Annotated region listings
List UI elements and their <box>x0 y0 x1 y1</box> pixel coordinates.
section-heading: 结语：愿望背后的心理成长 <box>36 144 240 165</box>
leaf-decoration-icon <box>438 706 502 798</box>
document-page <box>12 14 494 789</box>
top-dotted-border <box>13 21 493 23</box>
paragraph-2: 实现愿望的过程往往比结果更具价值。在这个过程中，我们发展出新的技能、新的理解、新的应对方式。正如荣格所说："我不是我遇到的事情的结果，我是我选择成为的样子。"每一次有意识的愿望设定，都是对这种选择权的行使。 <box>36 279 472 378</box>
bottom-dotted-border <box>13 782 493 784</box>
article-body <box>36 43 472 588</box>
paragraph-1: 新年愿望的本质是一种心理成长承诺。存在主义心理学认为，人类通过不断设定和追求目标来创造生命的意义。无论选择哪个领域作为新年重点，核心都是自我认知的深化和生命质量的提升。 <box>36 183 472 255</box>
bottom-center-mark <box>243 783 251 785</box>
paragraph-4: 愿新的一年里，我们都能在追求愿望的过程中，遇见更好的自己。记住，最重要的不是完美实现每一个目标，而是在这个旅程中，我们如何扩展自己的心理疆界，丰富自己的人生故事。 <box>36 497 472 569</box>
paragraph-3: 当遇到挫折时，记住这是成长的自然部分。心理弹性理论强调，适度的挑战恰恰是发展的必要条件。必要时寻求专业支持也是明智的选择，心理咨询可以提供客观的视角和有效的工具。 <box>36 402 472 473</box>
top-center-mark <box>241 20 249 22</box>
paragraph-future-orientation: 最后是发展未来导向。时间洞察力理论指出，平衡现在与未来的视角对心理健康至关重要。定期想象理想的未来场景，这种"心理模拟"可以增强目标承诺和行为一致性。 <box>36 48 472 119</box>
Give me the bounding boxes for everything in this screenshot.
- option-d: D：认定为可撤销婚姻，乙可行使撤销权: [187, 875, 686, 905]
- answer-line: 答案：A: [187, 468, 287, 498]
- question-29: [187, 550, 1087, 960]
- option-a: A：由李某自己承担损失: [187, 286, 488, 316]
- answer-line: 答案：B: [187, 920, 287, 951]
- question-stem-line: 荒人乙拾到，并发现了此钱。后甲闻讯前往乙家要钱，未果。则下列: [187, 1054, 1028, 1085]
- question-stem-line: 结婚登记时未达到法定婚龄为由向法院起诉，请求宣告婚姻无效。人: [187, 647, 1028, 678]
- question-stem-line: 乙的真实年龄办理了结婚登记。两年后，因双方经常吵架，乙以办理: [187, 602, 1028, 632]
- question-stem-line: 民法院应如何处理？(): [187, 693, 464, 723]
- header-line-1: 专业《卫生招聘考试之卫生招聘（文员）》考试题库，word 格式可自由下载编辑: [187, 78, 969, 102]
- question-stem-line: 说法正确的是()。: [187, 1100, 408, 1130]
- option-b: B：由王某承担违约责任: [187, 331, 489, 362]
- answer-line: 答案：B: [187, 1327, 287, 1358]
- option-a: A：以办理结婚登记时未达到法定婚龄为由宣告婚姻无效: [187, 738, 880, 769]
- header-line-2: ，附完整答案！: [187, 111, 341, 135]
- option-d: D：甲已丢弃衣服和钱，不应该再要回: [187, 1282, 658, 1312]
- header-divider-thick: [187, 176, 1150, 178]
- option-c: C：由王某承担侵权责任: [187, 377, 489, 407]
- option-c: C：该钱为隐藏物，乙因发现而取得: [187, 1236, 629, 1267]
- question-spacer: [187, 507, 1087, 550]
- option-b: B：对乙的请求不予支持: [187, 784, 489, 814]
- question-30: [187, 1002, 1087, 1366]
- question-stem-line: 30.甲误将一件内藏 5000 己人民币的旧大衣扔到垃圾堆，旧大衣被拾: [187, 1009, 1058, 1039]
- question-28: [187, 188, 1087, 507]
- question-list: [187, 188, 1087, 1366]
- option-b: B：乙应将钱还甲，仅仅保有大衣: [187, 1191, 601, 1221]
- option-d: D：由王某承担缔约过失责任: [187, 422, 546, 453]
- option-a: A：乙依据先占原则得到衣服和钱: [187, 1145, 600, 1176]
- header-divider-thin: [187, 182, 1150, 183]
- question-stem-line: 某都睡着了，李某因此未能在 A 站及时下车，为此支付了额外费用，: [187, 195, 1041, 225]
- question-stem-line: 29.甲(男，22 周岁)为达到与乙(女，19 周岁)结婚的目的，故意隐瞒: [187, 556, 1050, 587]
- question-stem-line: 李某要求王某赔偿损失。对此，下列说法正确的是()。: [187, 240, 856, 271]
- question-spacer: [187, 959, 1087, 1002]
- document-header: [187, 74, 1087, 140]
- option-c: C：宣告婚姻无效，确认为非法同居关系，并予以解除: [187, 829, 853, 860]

__STATED TASK__. Copy out every line of the records above with no changes.

__OUTPUT OF THE TASK__.
List UI elements and their <box>x0 y0 x1 y1</box> pixel coordinates.
section-heading: 结语：愿望背后的心理成长 <box>36 144 240 165</box>
leaf-decoration-icon <box>438 706 502 798</box>
document-page <box>12 14 494 789</box>
top-dotted-border <box>13 21 493 23</box>
paragraph-2: 实现愿望的过程往往比结果更具价值。在这个过程中，我们发展出新的技能、新的理解、新的应对方式。正如荣格所说："我不是我遇到的事情的结果，我是我选择成为的样子。"每一次有意识的愿望设定，都是对这种选择权的行使。 <box>36 279 472 378</box>
bottom-dotted-border <box>13 782 493 784</box>
article-body <box>36 43 472 588</box>
paragraph-1: 新年愿望的本质是一种心理成长承诺。存在主义心理学认为，人类通过不断设定和追求目标来创造生命的意义。无论选择哪个领域作为新年重点，核心都是自我认知的深化和生命质量的提升。 <box>36 183 472 255</box>
bottom-center-mark <box>243 783 251 785</box>
paragraph-4: 愿新的一年里，我们都能在追求愿望的过程中，遇见更好的自己。记住，最重要的不是完美实现每一个目标，而是在这个旅程中，我们如何扩展自己的心理疆界，丰富自己的人生故事。 <box>36 497 472 569</box>
paragraph-3: 当遇到挫折时，记住这是成长的自然部分。心理弹性理论强调，适度的挑战恰恰是发展的必要条件。必要时寻求专业支持也是明智的选择，心理咨询可以提供客观的视角和有效的工具。 <box>36 402 472 473</box>
top-center-mark <box>241 20 249 22</box>
paragraph-future-orientation: 最后是发展未来导向。时间洞察力理论指出，平衡现在与未来的视角对心理健康至关重要。定期想象理想的未来场景，这种"心理模拟"可以增强目标承诺和行为一致性。 <box>36 48 472 119</box>
Give me the bounding boxes for everything in this screenshot.
- option-d: D：认定为可撤销婚姻，乙可行使撤销权: [187, 875, 686, 905]
- answer-line: 答案：A: [187, 468, 287, 498]
- question-29: [187, 550, 1087, 960]
- option-a: A：由李某自己承担损失: [187, 286, 488, 316]
- answer-line: 答案：B: [187, 920, 287, 951]
- question-stem-line: 荒人乙拾到，并发现了此钱。后甲闻讯前往乙家要钱，未果。则下列: [187, 1054, 1028, 1085]
- question-stem-line: 结婚登记时未达到法定婚龄为由向法院起诉，请求宣告婚姻无效。人: [187, 647, 1028, 678]
- question-stem-line: 乙的真实年龄办理了结婚登记。两年后，因双方经常吵架，乙以办理: [187, 602, 1028, 632]
- question-stem-line: 民法院应如何处理？(): [187, 693, 464, 723]
- header-line-1: 专业《卫生招聘考试之卫生招聘（文员）》考试题库，word 格式可自由下载编辑: [187, 78, 969, 102]
- question-stem-line: 说法正确的是()。: [187, 1100, 408, 1130]
- option-b: B：由王某承担违约责任: [187, 331, 489, 362]
- answer-line: 答案：B: [187, 1327, 287, 1358]
- option-a: A：以办理结婚登记时未达到法定婚龄为由宣告婚姻无效: [187, 738, 880, 769]
- header-line-2: ，附完整答案！: [187, 111, 341, 135]
- option-d: D：甲已丢弃衣服和钱，不应该再要回: [187, 1282, 658, 1312]
- header-divider-thick: [187, 176, 1150, 178]
- option-c: C：由王某承担侵权责任: [187, 377, 489, 407]
- option-c: C：该钱为隐藏物，乙因发现而取得: [187, 1236, 629, 1267]
- question-spacer: [187, 507, 1087, 550]
- option-b: B：对乙的请求不予支持: [187, 784, 489, 814]
- question-30: [187, 1002, 1087, 1366]
- question-stem-line: 30.甲误将一件内藏 5000 己人民币的旧大衣扔到垃圾堆，旧大衣被拾: [187, 1009, 1058, 1039]
- question-28: [187, 188, 1087, 507]
- question-list: [187, 188, 1087, 1366]
- option-b: B：乙应将钱还甲，仅仅保有大衣: [187, 1191, 601, 1221]
- option-d: D：由王某承担缔约过失责任: [187, 422, 546, 453]
- option-a: A：乙依据先占原则得到衣服和钱: [187, 1145, 600, 1176]
- header-divider-thin: [187, 182, 1150, 183]
- question-stem-line: 某都睡着了，李某因此未能在 A 站及时下车，为此支付了额外费用，: [187, 195, 1041, 225]
- question-stem-line: 29.甲(男，22 周岁)为达到与乙(女，19 周岁)结婚的目的，故意隐瞒: [187, 556, 1050, 587]
- question-stem-line: 李某要求王某赔偿损失。对此，下列说法正确的是()。: [187, 240, 856, 271]
- question-spacer: [187, 959, 1087, 1002]
- document-header: [187, 74, 1087, 140]
- option-c: C：宣告婚姻无效，确认为非法同居关系，并予以解除: [187, 829, 853, 860]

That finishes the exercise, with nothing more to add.